** start of Information given **

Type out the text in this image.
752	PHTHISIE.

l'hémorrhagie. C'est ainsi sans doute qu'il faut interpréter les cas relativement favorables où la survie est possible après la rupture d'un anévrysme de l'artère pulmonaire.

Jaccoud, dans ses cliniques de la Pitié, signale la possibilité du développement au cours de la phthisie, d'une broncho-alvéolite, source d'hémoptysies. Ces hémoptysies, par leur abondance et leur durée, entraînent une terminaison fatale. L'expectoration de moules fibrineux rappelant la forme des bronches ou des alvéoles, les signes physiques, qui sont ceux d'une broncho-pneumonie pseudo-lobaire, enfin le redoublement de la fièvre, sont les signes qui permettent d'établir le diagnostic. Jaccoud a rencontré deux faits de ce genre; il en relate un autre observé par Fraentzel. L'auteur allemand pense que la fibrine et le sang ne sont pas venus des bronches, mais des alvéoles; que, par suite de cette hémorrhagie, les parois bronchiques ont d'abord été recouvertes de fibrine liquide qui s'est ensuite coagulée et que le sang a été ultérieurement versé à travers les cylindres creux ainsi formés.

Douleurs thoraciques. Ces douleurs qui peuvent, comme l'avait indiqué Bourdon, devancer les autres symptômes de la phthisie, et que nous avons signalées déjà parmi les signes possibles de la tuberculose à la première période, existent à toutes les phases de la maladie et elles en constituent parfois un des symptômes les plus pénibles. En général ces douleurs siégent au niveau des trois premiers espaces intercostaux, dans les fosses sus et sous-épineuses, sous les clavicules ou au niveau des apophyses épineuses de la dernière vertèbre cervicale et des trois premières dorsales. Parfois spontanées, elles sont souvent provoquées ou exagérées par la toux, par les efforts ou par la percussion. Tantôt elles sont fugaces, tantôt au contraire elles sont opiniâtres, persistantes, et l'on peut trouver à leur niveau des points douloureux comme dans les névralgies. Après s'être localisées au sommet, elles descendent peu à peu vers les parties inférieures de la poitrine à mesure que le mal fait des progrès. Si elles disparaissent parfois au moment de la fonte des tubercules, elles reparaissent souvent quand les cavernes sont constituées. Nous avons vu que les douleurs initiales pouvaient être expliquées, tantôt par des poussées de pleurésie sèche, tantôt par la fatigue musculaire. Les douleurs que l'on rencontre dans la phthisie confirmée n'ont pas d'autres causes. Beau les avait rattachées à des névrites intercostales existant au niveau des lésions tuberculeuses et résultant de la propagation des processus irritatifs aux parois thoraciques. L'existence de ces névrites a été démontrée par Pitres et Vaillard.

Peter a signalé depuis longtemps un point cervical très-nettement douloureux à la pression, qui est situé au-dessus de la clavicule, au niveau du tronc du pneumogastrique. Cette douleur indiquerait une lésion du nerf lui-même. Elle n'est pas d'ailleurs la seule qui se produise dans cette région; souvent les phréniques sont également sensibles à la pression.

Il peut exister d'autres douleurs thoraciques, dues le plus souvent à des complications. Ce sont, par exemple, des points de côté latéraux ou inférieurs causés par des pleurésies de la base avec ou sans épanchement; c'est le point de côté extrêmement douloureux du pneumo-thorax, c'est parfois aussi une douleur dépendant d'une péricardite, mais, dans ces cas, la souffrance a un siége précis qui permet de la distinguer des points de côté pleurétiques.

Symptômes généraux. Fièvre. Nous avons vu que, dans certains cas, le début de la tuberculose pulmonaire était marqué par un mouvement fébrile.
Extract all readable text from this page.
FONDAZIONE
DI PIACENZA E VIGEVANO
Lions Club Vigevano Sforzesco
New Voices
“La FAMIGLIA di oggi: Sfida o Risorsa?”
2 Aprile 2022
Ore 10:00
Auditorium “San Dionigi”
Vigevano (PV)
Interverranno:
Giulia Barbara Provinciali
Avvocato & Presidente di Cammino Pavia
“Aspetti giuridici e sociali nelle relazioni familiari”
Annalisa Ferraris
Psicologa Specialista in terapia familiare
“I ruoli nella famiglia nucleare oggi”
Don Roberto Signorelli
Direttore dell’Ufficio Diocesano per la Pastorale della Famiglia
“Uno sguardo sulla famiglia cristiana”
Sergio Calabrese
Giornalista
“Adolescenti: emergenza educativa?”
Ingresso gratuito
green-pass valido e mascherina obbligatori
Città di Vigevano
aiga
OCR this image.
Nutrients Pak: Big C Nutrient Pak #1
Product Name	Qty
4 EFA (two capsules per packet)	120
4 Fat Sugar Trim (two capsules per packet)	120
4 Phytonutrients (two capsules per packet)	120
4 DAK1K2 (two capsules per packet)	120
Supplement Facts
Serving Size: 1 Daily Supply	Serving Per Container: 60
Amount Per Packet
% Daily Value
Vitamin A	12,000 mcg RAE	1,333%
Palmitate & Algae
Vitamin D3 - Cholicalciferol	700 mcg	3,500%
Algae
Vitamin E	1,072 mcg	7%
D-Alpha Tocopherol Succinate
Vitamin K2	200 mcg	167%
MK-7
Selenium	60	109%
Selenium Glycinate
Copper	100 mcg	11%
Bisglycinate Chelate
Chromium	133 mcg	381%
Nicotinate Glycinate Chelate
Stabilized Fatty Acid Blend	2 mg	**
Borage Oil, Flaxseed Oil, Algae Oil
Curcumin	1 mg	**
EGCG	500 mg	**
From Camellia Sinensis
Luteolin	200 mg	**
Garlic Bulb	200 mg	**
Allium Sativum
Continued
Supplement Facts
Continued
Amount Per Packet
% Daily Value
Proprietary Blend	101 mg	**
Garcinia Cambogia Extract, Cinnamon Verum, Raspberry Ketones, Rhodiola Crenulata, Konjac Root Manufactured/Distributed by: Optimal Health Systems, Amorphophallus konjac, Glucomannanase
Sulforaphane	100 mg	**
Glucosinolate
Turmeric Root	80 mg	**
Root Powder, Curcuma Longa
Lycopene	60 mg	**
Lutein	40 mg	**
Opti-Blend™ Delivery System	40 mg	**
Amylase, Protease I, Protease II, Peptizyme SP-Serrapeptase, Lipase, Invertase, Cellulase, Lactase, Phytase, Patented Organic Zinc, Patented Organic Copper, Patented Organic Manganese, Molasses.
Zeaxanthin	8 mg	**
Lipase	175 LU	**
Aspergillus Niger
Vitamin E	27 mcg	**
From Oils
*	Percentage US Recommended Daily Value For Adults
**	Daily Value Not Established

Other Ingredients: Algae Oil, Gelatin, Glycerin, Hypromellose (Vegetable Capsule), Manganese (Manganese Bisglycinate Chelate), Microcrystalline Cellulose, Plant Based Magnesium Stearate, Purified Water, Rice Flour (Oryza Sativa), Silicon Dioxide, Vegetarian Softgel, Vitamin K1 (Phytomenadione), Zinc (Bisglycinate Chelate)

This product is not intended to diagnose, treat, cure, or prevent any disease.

** end of Information given **

* Short task *
Your task is to return the full listing exactly as it was given.

* Output below *
Type out the text in this image.
752	PHTHISIE.

l'hémorrhagie. C'est ainsi sans doute qu'il faut interpréter les cas relativement favorables où la survie est possible après la rupture d'un anévrysme de l'artère pulmonaire.

Jaccoud, dans ses cliniques de la Pitié, signale la possibilité du développement au cours de la phthisie, d'une broncho-alvéolite, source d'hémoptysies. Ces hémoptysies, par leur abondance et leur durée, entraînent une terminaison fatale. L'expectoration de moules fibrineux rappelant la forme des bronches ou des alvéoles, les signes physiques, qui sont ceux d'une broncho-pneumonie pseudo-lobaire, enfin le redoublement de la fièvre, sont les signes qui permettent d'établir le diagnostic. Jaccoud a rencontré deux faits de ce genre; il en relate un autre observé par Fraentzel. L'auteur allemand pense que la fibrine et le sang ne sont pas venus des bronches, mais des alvéoles; que, par suite de cette hémorrhagie, les parois bronchiques ont d'abord été recouvertes de fibrine liquide qui s'est ensuite coagulée et que le sang a été ultérieurement versé à travers les cylindres creux ainsi formés.

Douleurs thoraciques. Ces douleurs qui peuvent, comme l'avait indiqué Bourdon, devancer les autres symptômes de la phthisie, et que nous avons signalées déjà parmi les signes possibles de la tuberculose à la première période, existent à toutes les phases de la maladie et elles en constituent parfois un des symptômes les plus pénibles. En général ces douleurs siégent au niveau des trois premiers espaces intercostaux, dans les fosses sus et sous-épineuses, sous les clavicules ou au niveau des apophyses épineuses de la dernière vertèbre cervicale et des trois premières dorsales. Parfois spontanées, elles sont souvent provoquées ou exagérées par la toux, par les efforts ou par la percussion. Tantôt elles sont fugaces, tantôt au contraire elles sont opiniâtres, persistantes, et l'on peut trouver à leur niveau des points douloureux comme dans les névralgies. Après s'être localisées au sommet, elles descendent peu à peu vers les parties inférieures de la poitrine à mesure que le mal fait des progrès. Si elles disparaissent parfois au moment de la fonte des tubercules, elles reparaissent souvent quand les cavernes sont constituées. Nous avons vu que les douleurs initiales pouvaient être expliquées, tantôt par des poussées de pleurésie sèche, tantôt par la fatigue musculaire. Les douleurs que l'on rencontre dans la phthisie confirmée n'ont pas d'autres causes. Beau les avait rattachées à des névrites intercostales existant au niveau des lésions tuberculeuses et résultant de la propagation des processus irritatifs aux parois thoraciques. L'existence de ces névrites a été démontrée par Pitres et Vaillard.

Peter a signalé depuis longtemps un point cervical très-nettement douloureux à la pression, qui est situé au-dessus de la clavicule, au niveau du tronc du pneumogastrique. Cette douleur indiquerait une lésion du nerf lui-même. Elle n'est pas d'ailleurs la seule qui se produise dans cette région; souvent les phréniques sont également sensibles à la pression.

Il peut exister d'autres douleurs thoraciques, dues le plus souvent à des complications. Ce sont, par exemple, des points de côté latéraux ou inférieurs causés par des pleurésies de la base avec ou sans épanchement; c'est le point de côté extrêmement douloureux du pneumo-thorax, c'est parfois aussi une douleur dépendant d'une péricardite, mais, dans ces cas, la souffrance a un siége précis qui permet de la distinguer des points de côté pleurétiques.

Symptômes généraux. Fièvre. Nous avons vu que, dans certains cas, le début de la tuberculose pulmonaire était marqué par un mouvement fébrile.
Extract all readable text from this page.
FONDAZIONE
DI PIACENZA E VIGEVANO
Lions Club Vigevano Sforzesco
New Voices
“La FAMIGLIA di oggi: Sfida o Risorsa?”
2 Aprile 2022
Ore 10:00
Auditorium “San Dionigi”
Vigevano (PV)
Interverranno:
Giulia Barbara Provinciali
Avvocato & Presidente di Cammino Pavia
“Aspetti giuridici e sociali nelle relazioni familiari”
Annalisa Ferraris
Psicologa Specialista in terapia familiare
“I ruoli nella famiglia nucleare oggi”
Don Roberto Signorelli
Direttore dell’Ufficio Diocesano per la Pastorale della Famiglia
“Uno sguardo sulla famiglia cristiana”
Sergio Calabrese
Giornalista
“Adolescenti: emergenza educativa?”
Ingresso gratuito
green-pass valido e mascherina obbligatori
Città di Vigevano
aiga
OCR this image.
Nutrients Pak: Big C Nutrient Pak #1
Product Name	Qty
4 EFA (two capsules per packet)	120
4 Fat Sugar Trim (two capsules per packet)	120
4 Phytonutrients (two capsules per packet)	120
4 DAK1K2 (two capsules per packet)	120
Supplement Facts
Serving Size: 1 Daily Supply	Serving Per Container: 60
Amount Per Packet
% Daily Value
Vitamin A	12,000 mcg RAE	1,333%
Palmitate & Algae
Vitamin D3 - Cholicalciferol	700 mcg	3,500%
Algae
Vitamin E	1,072 mcg	7%
D-Alpha Tocopherol Succinate
Vitamin K2	200 mcg	167%
MK-7
Selenium	60	109%
Selenium Glycinate
Copper	100 mcg	11%
Bisglycinate Chelate
Chromium	133 mcg	381%
Nicotinate Glycinate Chelate
Stabilized Fatty Acid Blend	2 mg	**
Borage Oil, Flaxseed Oil, Algae Oil
Curcumin	1 mg	**
EGCG	500 mg	**
From Camellia Sinensis
Luteolin	200 mg	**
Garlic Bulb	200 mg	**
Allium Sativum
Continued
Supplement Facts
Continued
Amount Per Packet
% Daily Value
Proprietary Blend	101 mg	**
Garcinia Cambogia Extract, Cinnamon Verum, Raspberry Ketones, Rhodiola Crenulata, Konjac Root Manufactured/Distributed by: Optimal Health Systems, Amorphophallus konjac, Glucomannanase
Sulforaphane	100 mg	**
Glucosinolate
Turmeric Root	80 mg	**
Root Powder, Curcuma Longa
Lycopene	60 mg	**
Lutein	40 mg	**
Opti-Blend™ Delivery System	40 mg	**
Amylase, Protease I, Protease II, Peptizyme SP-Serrapeptase, Lipase, Invertase, Cellulase, Lactase, Phytase, Patented Organic Zinc, Patented Organic Copper, Patented Organic Manganese, Molasses.
Zeaxanthin	8 mg	**
Lipase	175 LU	**
Aspergillus Niger
Vitamin E	27 mcg	**
From Oils
*	Percentage US Recommended Daily Value For Adults
**	Daily Value Not Established

Other Ingredients: Algae Oil, Gelatin, Glycerin, Hypromellose (Vegetable Capsule), Manganese (Manganese Bisglycinate Chelate), Microcrystalline Cellulose, Plant Based Magnesium Stearate, Purified Water, Rice Flour (Oryza Sativa), Silicon Dioxide, Vegetarian Softgel, Vitamin K1 (Phytomenadione), Zinc (Bisglycinate Chelate)

This product is not intended to diagnose, treat, cure, or prevent any disease.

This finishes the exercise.